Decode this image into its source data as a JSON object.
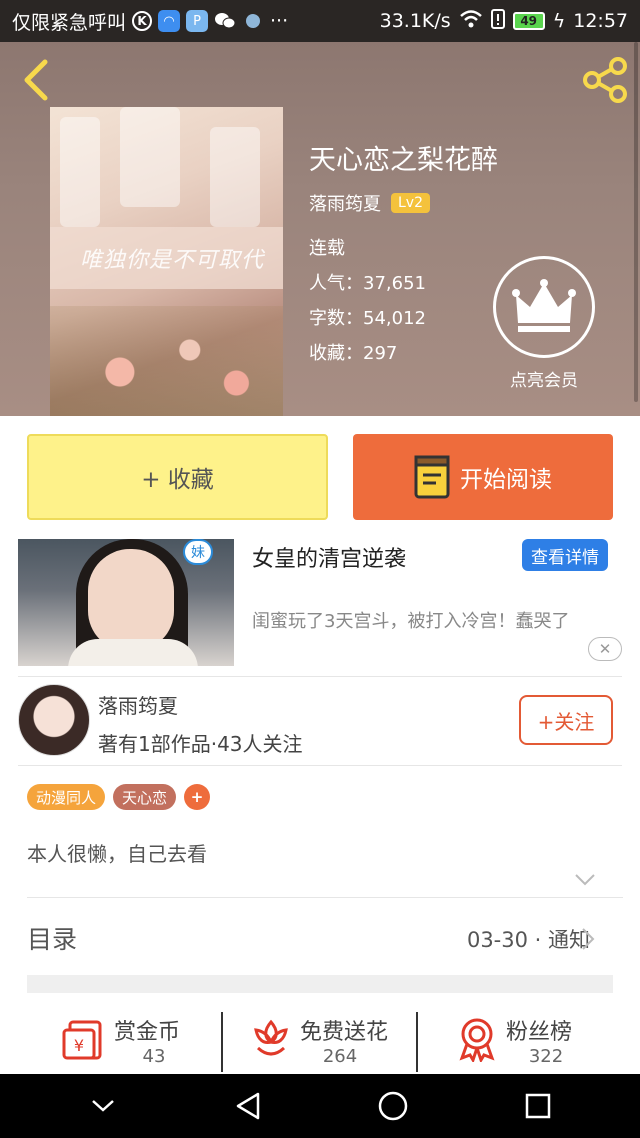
{
  "status_bar": {
    "carrier_text": "仅限紧急呼叫",
    "net_speed": "33.1K/s",
    "battery": "49",
    "time": "12:57"
  },
  "book": {
    "title": "天心恋之梨花醉",
    "cover_script": "唯独你是不可取代",
    "author": "落雨筠夏",
    "level": "Lv2",
    "status": "连载",
    "popularity": "人气：37,651",
    "word_count": "字数：54,012",
    "favorites": "收藏：297",
    "vip_label": "点亮会员"
  },
  "actions": {
    "collect_label": "+ 收藏",
    "read_label": "开始阅读"
  },
  "ad": {
    "image_tag": "妹",
    "title": "女皇的清宫逆袭",
    "detail_button": "查看详情",
    "description": "闺蜜玩了3天宫斗，被打入冷宫！蠢哭了",
    "close": "✕"
  },
  "author_card": {
    "name": "落雨筠夏",
    "stats": "著有1部作品·43人关注",
    "follow_label": "+关注"
  },
  "tags": [
    "动漫同人",
    "天心恋",
    "+"
  ],
  "intro": "本人很懒，自己去看",
  "toc": {
    "label": "目录",
    "update": "03-30 · 通知"
  },
  "bottom_stats": [
    {
      "label": "赏金币",
      "value": "43",
      "icon": "reward-coin-icon"
    },
    {
      "label": "免费送花",
      "value": "264",
      "icon": "flower-icon"
    },
    {
      "label": "粉丝榜",
      "value": "322",
      "icon": "medal-icon"
    }
  ],
  "colors": {
    "accent_orange": "#ee6c3c",
    "collect_yellow": "#fef28a",
    "level_badge": "#f4c23c",
    "ad_button_blue": "#2e7fe6"
  }
}
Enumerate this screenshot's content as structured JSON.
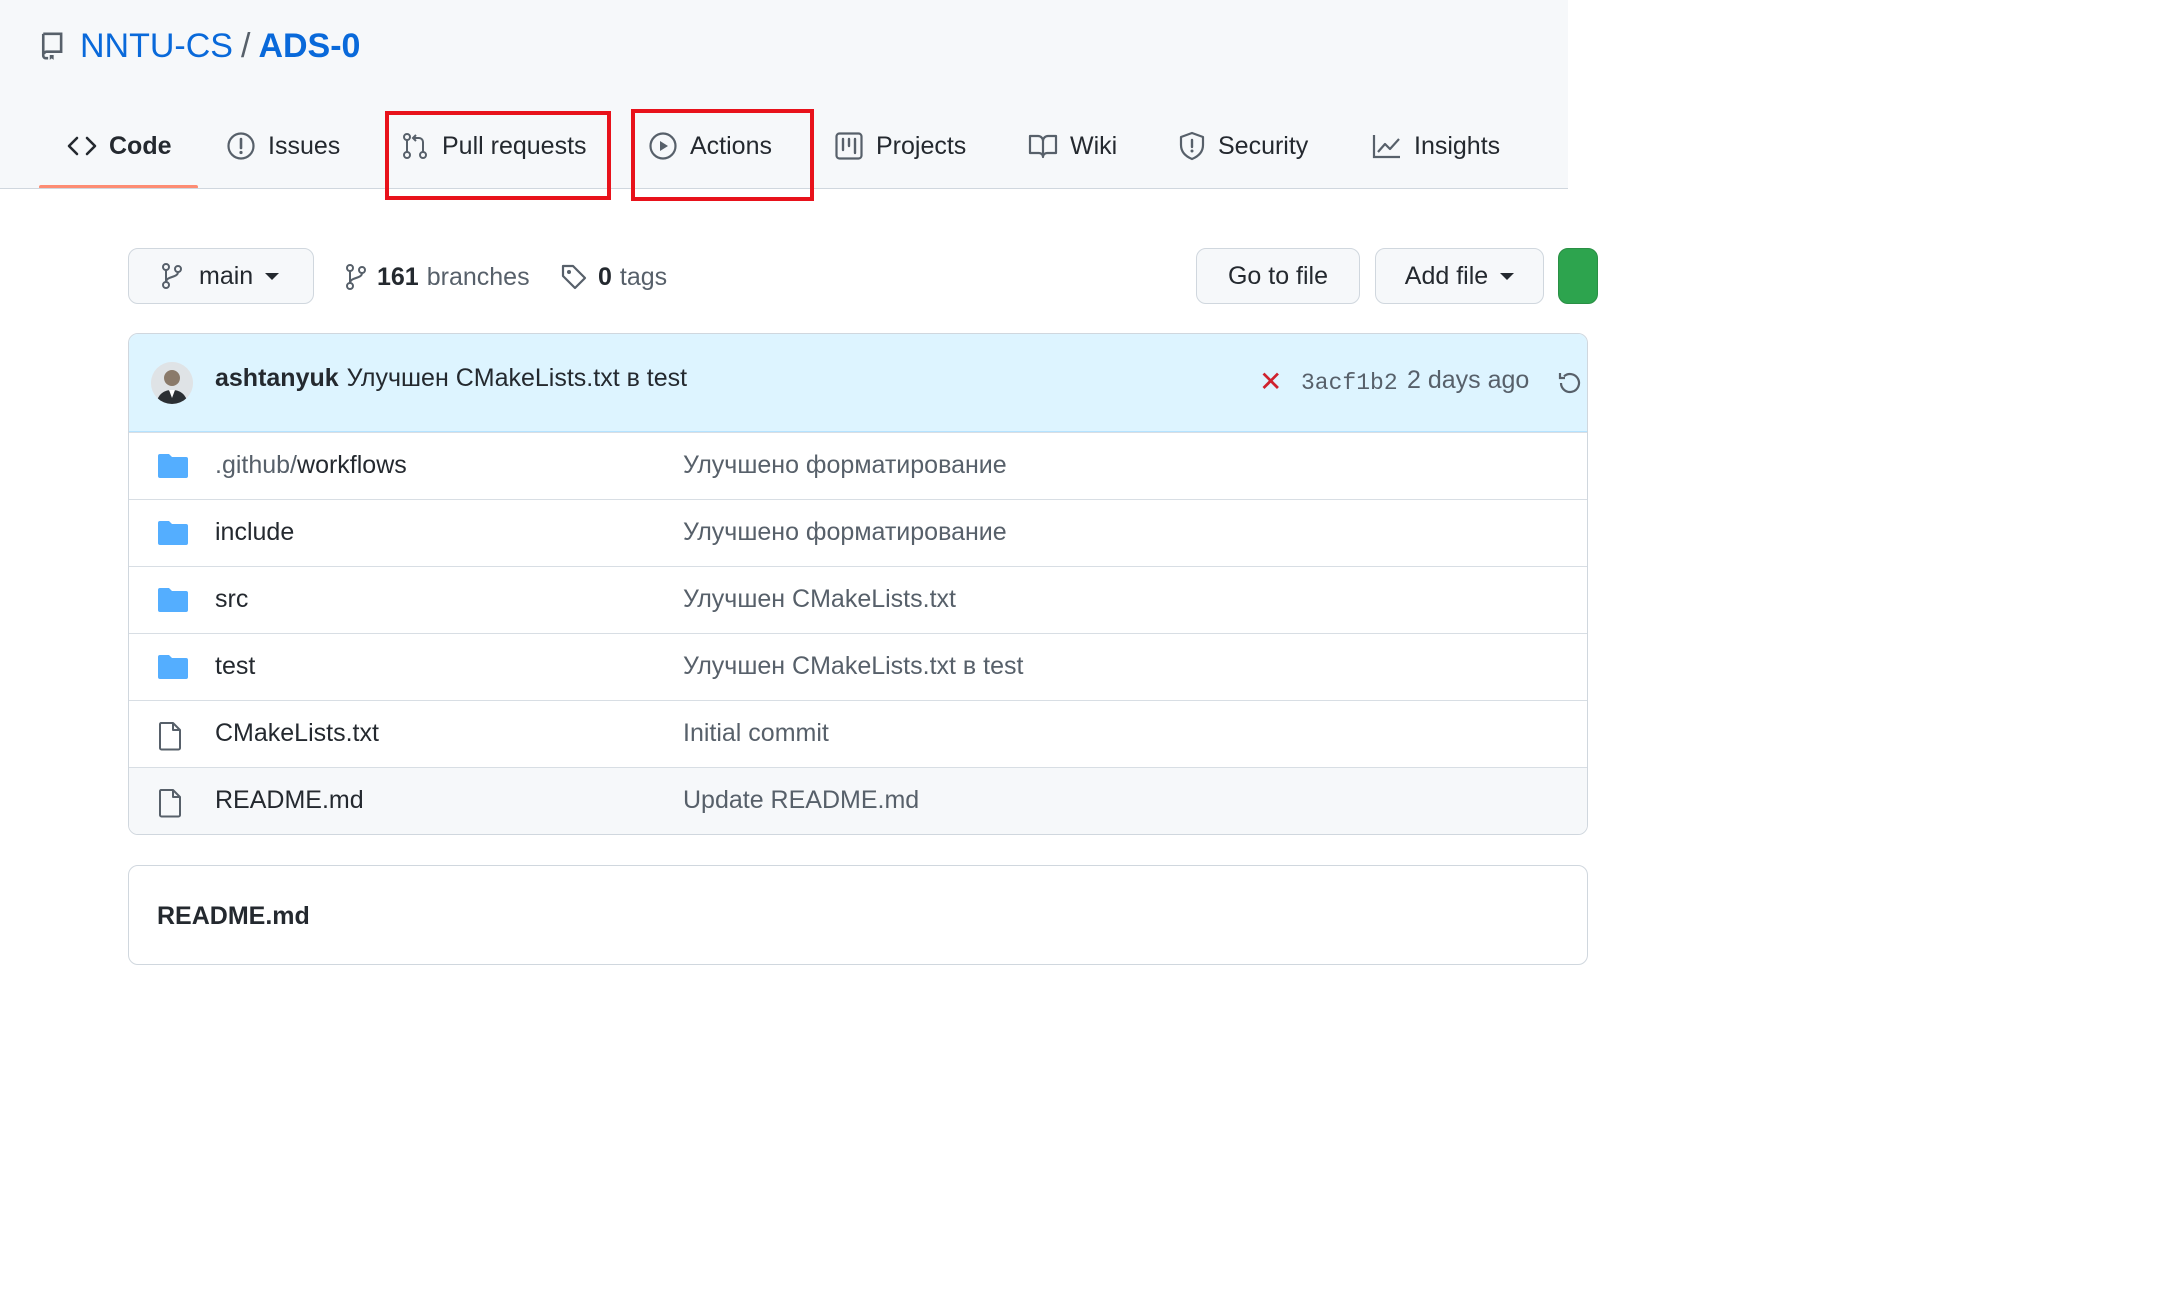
{
  "repo": {
    "owner": "NNTU-CS",
    "separator": "/",
    "name": "ADS-0"
  },
  "tabs": [
    {
      "label": "Code",
      "icon": "code-icon",
      "selected": true
    },
    {
      "label": "Issues",
      "icon": "issue-opened-icon"
    },
    {
      "label": "Pull requests",
      "icon": "git-pull-request-icon",
      "highlighted": true
    },
    {
      "label": "Actions",
      "icon": "play-icon",
      "highlighted": true
    },
    {
      "label": "Projects",
      "icon": "project-icon"
    },
    {
      "label": "Wiki",
      "icon": "book-icon"
    },
    {
      "label": "Security",
      "icon": "shield-icon"
    },
    {
      "label": "Insights",
      "icon": "graph-icon"
    }
  ],
  "toolbar": {
    "branch": "main",
    "branches_count": "161",
    "branches_label": "branches",
    "tags_count": "0",
    "tags_label": "tags",
    "go_to_file": "Go to file",
    "add_file": "Add file"
  },
  "latest_commit": {
    "author": "ashtanyuk",
    "message": "Улучшен CMakeLists.txt в test",
    "status": "failure",
    "sha": "3acf1b2",
    "time": "2 days ago"
  },
  "files": [
    {
      "type": "dir",
      "name_prefix": ".github/",
      "name": "workflows",
      "message": "Улучшено форматирование"
    },
    {
      "type": "dir",
      "name_prefix": "",
      "name": "include",
      "message": "Улучшено форматирование"
    },
    {
      "type": "dir",
      "name_prefix": "",
      "name": "src",
      "message": "Улучшен CMakeLists.txt"
    },
    {
      "type": "dir",
      "name_prefix": "",
      "name": "test",
      "message": "Улучшен CMakeLists.txt в test"
    },
    {
      "type": "file",
      "name_prefix": "",
      "name": "CMakeLists.txt",
      "message": "Initial commit"
    },
    {
      "type": "file",
      "name_prefix": "",
      "name": "README.md",
      "message": "Update README.md"
    }
  ],
  "readme": {
    "title": "README.md"
  },
  "colors": {
    "link": "#0969da",
    "selected_tab_underline": "#fd8c73",
    "highlight_box": "#e8121b",
    "commit_bar": "#ddf4ff",
    "folder": "#54aeff",
    "failure": "#cf222e"
  }
}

To be done:
Transcribe all of the material exactly, leaving out whatever pictures it contains.

Expected answer:
Decode this image into its source data as a JSON object.
{
  "status_bar": {
    "carrier_text": "仅限紧急呼叫",
    "net_speed": "33.1K/s",
    "battery": "49",
    "time": "12:57"
  },
  "book": {
    "title": "天心恋之梨花醉",
    "cover_script": "唯独你是不可取代",
    "author": "落雨筠夏",
    "level": "Lv2",
    "status": "连载",
    "popularity": "人气：37,651",
    "word_count": "字数：54,012",
    "favorites": "收藏：297",
    "vip_label": "点亮会员"
  },
  "actions": {
    "collect_label": "+ 收藏",
    "read_label": "开始阅读"
  },
  "ad": {
    "image_tag": "妹",
    "title": "女皇的清宫逆袭",
    "detail_button": "查看详情",
    "description": "闺蜜玩了3天宫斗，被打入冷宫！蠢哭了",
    "close": "✕"
  },
  "author_card": {
    "name": "落雨筠夏",
    "stats": "著有1部作品·43人关注",
    "follow_label": "+关注"
  },
  "tags": [
    "动漫同人",
    "天心恋",
    "+"
  ],
  "intro": "本人很懒，自己去看",
  "toc": {
    "label": "目录",
    "update": "03-30 · 通知"
  },
  "bottom_stats": [
    {
      "label": "赏金币",
      "value": "43",
      "icon": "reward-coin-icon"
    },
    {
      "label": "免费送花",
      "value": "264",
      "icon": "flower-icon"
    },
    {
      "label": "粉丝榜",
      "value": "322",
      "icon": "medal-icon"
    }
  ],
  "colors": {
    "accent_orange": "#ee6c3c",
    "collect_yellow": "#fef28a",
    "level_badge": "#f4c23c",
    "ad_button_blue": "#2e7fe6"
  }
}
Enumerate this screenshot's content as structured JSON.
{
  "repo": {
    "owner": "NNTU-CS",
    "separator": "/",
    "name": "ADS-0"
  },
  "tabs": [
    {
      "label": "Code",
      "icon": "code-icon",
      "selected": true
    },
    {
      "label": "Issues",
      "icon": "issue-opened-icon"
    },
    {
      "label": "Pull requests",
      "icon": "git-pull-request-icon",
      "highlighted": true
    },
    {
      "label": "Actions",
      "icon": "play-icon",
      "highlighted": true
    },
    {
      "label": "Projects",
      "icon": "project-icon"
    },
    {
      "label": "Wiki",
      "icon": "book-icon"
    },
    {
      "label": "Security",
      "icon": "shield-icon"
    },
    {
      "label": "Insights",
      "icon": "graph-icon"
    }
  ],
  "toolbar": {
    "branch": "main",
    "branches_count": "161",
    "branches_label": "branches",
    "tags_count": "0",
    "tags_label": "tags",
    "go_to_file": "Go to file",
    "add_file": "Add file"
  },
  "latest_commit": {
    "author": "ashtanyuk",
    "message": "Улучшен CMakeLists.txt в test",
    "status": "failure",
    "sha": "3acf1b2",
    "time": "2 days ago"
  },
  "files": [
    {
      "type": "dir",
      "name_prefix": ".github/",
      "name": "workflows",
      "message": "Улучшено форматирование"
    },
    {
      "type": "dir",
      "name_prefix": "",
      "name": "include",
      "message": "Улучшено форматирование"
    },
    {
      "type": "dir",
      "name_prefix": "",
      "name": "src",
      "message": "Улучшен CMakeLists.txt"
    },
    {
      "type": "dir",
      "name_prefix": "",
      "name": "test",
      "message": "Улучшен CMakeLists.txt в test"
    },
    {
      "type": "file",
      "name_prefix": "",
      "name": "CMakeLists.txt",
      "message": "Initial commit"
    },
    {
      "type": "file",
      "name_prefix": "",
      "name": "README.md",
      "message": "Update README.md"
    }
  ],
  "readme": {
    "title": "README.md"
  },
  "colors": {
    "link": "#0969da",
    "selected_tab_underline": "#fd8c73",
    "highlight_box": "#e8121b",
    "commit_bar": "#ddf4ff",
    "folder": "#54aeff",
    "failure": "#cf222e"
  }
}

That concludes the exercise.